Extracted data entries:

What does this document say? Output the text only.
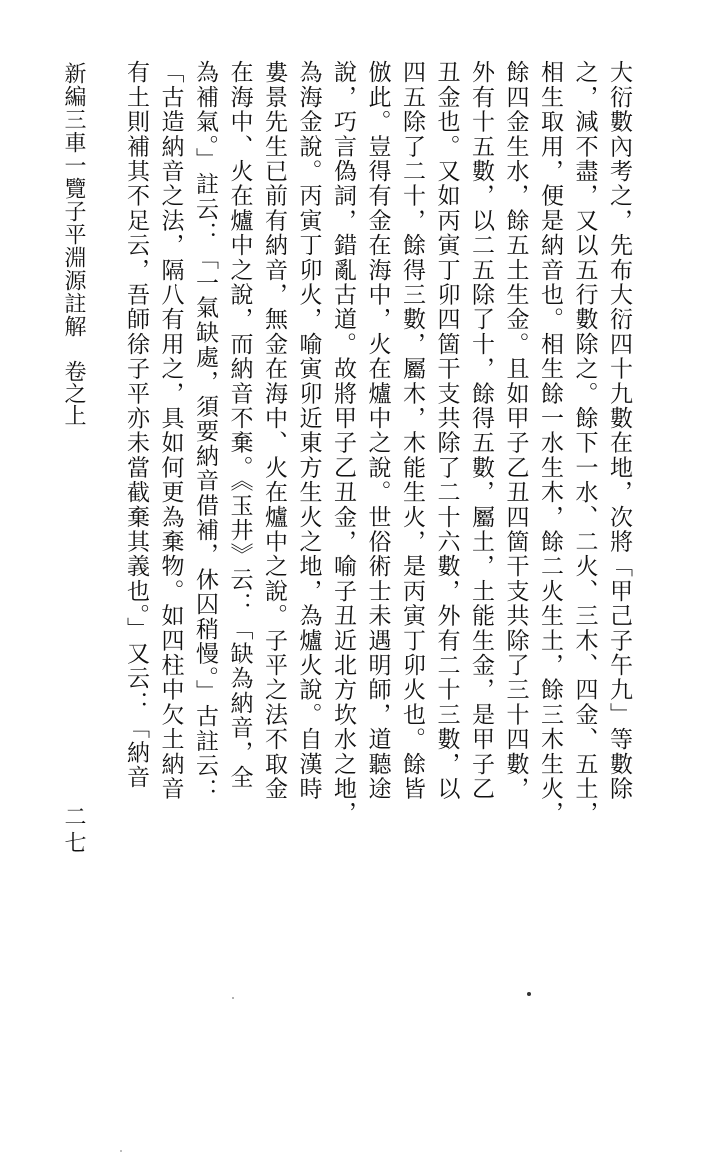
新編三車一覽子平淵源註解
卷之上
二七
大衍數內考之，先布大衍四十九數在地，次將「甲己子午九」等數除
之，減不盡，又以五行數除之。餘下一水、二火、三木、四金、五土，
相生取用，便是納音也。相生餘一水生木，餘二火生土，餘三木生火，
餘四金生水，餘五土生金。且如甲子乙丑四箇干支共除了三十四數，
外有十五數，以二五除了十，餘得五數，屬土，土能生金，是甲子乙
丑金也。又如丙寅丁卯四箇干支共除了二十六數，外有二十三數，以
四五除了二十，餘得三數，屬木，木能生火，是丙寅丁卯火也。餘皆
倣此。豈得有金在海中，火在爐中之說。世俗術士未遇明師，道聽途
說，巧言偽詞，錯亂古道。故將甲子乙丑金，喻子丑近北方坎水之地，
為海金說。丙寅丁卯火，喻寅卯近東方生火之地，為爐火說。自漢時
婁景先生已前有納音，無金在海中、火在爐中之說。子平之法不取金
在海中、火在爐中之說，而納音不棄。《玉井》云：「缺為納音，全
為補氣。」註云：「一氣缺處，須要納音借補，休囚稍慢。」古註云：
「古造納音之法，隔八有用之，具如何更為棄物。如四柱中欠土納音
有土則補其不足云，吾師徐子平亦未當截棄其義也。」又云：「納音
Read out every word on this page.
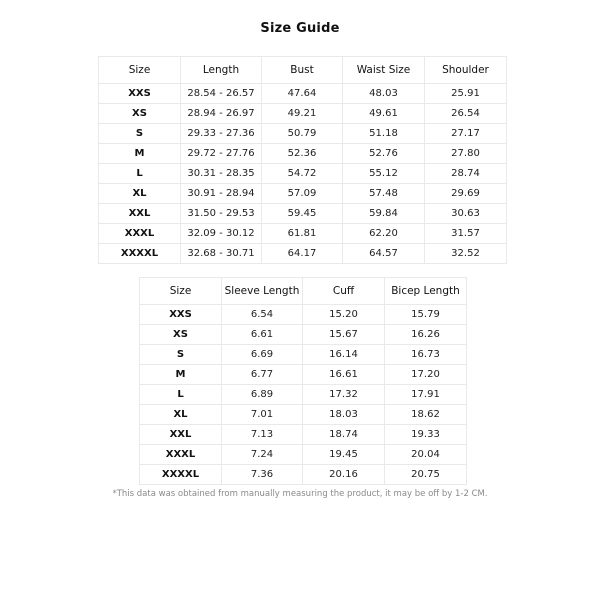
Size Guide
Size	Length	Bust	Waist Size	Shoulder
XXS	28.54 - 26.57	47.64	48.03	25.91
XS	28.94 - 26.97	49.21	49.61	26.54
S	29.33 - 27.36	50.79	51.18	27.17
M	29.72 - 27.76	52.36	52.76	27.80
L	30.31 - 28.35	54.72	55.12	28.74
XL	30.91 - 28.94	57.09	57.48	29.69
XXL	31.50 - 29.53	59.45	59.84	30.63
XXXL	32.09 - 30.12	61.81	62.20	31.57
XXXXL	32.68 - 30.71	64.17	64.57	32.52
Size	Sleeve Length	Cuff	Bicep Length
XXS	6.54	15.20	15.79
XS	6.61	15.67	16.26
S	6.69	16.14	16.73
M	6.77	16.61	17.20
L	6.89	17.32	17.91
XL	7.01	18.03	18.62
XXL	7.13	18.74	19.33
XXXL	7.24	19.45	20.04
XXXXL	7.36	20.16	20.75
*This data was obtained from manually measuring the product, it may be off by 1-2 CM.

- Exercise description: Pull every line containing "XXXXL" out of the data above.

- Exercise solution:
XXXXL	32.68 - 30.71	64.17	64.57	32.52
XXXXL	7.36	20.16	20.75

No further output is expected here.